AUFGABE 1
In welcher Programmiersprache ist der Code laut SchwarzWeiß im zitierten Abschnitt geschrieben?
AUFGABE 2
Gib den zitierten Abschnitt von „1. Wir helfen“ bis einschließlich „wahrscheinlich schneller geholfen.“ wortgetreu aus.

ZITIERTER ABSCHNITT
* * *

In der beiliegenden Grafik habe ich es mal veranschaulicht. Momentan hat mein Code nur das Eingabefeld *"Gewicht"*, die Schaltfläche *"Berechnen"* und die Ausgabe in Euro  bei *"Wir bezahlen"*. Nun versuche ich wie in der Grafik dargestellt, eine Auswahlliste mit verschiedenen Stoffen hinter Gewicht zu machen, denn der Auswahl des Stoffes soll ein Multiplikator zugrunde liegen. Auch dachte ich an mehrere untereinander liegende Eingabemöglichkeiten, sodaß es irgendwo ein Feld gibt, welches dann den gesamt Preis aller Eingaben berechnet.
Bsp. 500g Seide = 11 Euro, 1300g Baumwolle = 17 Euro usw

Es geht einfach darum, daß ich Altkleider oder SecondHand Kleider ankaufen möchte und diese nach Gewicht bezahle. Hierzu gehört natürlich nicht der original Nerzmantel, sondern Blusen, Jeans, Hemden, T-Shirt usw...


Bedanke mich ganz herzlich für Eure Hilfe

Liebe Grüße, Andrea


----------



## donaldax (17. Nov 2017)

Wollte noch zu dem Beitrag von VFL_Freak Klaus etwas sagen. 
Bitte entschuldige wenn mein Thread entgegen aller Richtlinien verfasst wurde. Aber glaube mir, habe schon alles versucht und unternommen. Google, Freunde, selbst probieren und so weiter...Ich bin einfach an einem Punkt, an dem ich nicht weiter komme.

Auch wende ich mich an dieses Forum, weil ich Anfänger bin. Aus anderen Foren weiß ich nun, daß man gerne auf Anfänger rumhackt, weil die nichts wissen usw...Habe aber derzeit leider keine andere Wahl als Euch zu fragen

Bedanke mich ganz herzlich für dein Verständnis

Andrea


----------



## SchwarzWeiß (17. Nov 2017)

1. Wir helfen hier alle gerne, auch bzw. besonders absoluten Anfängern. Aber um helfen zu können, müssen auch möglichst präzise Fragen gestellt werden, was nicht funktioniert, was das Problem ist etc.
2. Code bitte in Code-Tags schreiben (Symbolleiste -> Einfügen -> Code)
3. Das ist die falsche Rubrik, das ist kein Java-Thema, dein Code ist PHP. In der Rubrik "Scriptsprachen" wird dir wahrscheinlich schneller geholfen.


----------



## VfL_Freak (17. Nov 2017)

Moin,


donaldax hat gesagt.:


> Auch wende ich mich an dieses Forum, weil ich Anfänger bin. Aus anderen Foren weiß ich nun, daß man gerne auf Anfänger rumhackt, weil die nichts wissen usw...Habe aber derzeit leider keine andere Wahl als Euch zu fragen


eigentlich hackt hier keiner rum ... wir liefern nur kleine fertigen Ergebnisse!
Aber da wir ja nicht wissen können, was Du alles schon versucht hast, sind halt diese Angaben wertvoll, um nicht alles das zu wiederholen!

* * *

DATENAUSZUG

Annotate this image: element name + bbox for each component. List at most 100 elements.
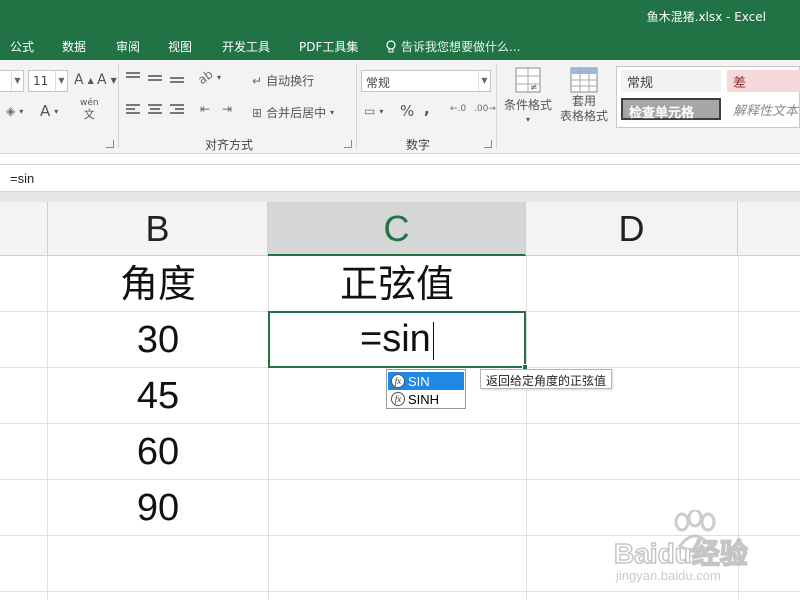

* * *

LÖSUNG 1
In PHP.

LÖSUNG 2
1. Wir helfen hier alle gerne, auch bzw. besonders absoluten Anfängern. Aber um helfen zu können, müssen auch möglichst präzise Fragen gestellt werden, was nicht funktioniert, was das Problem ist etc.
2. Code bitte in Code-Tags schreiben (Symbolleiste -> Einfügen -> Code)
3. Das ist die falsche Rubrik, das ist kein Java-Thema, dein Code ist PHP. In der Rubrik "Scriptsprachen" wird dir wahrscheinlich schneller geholfen.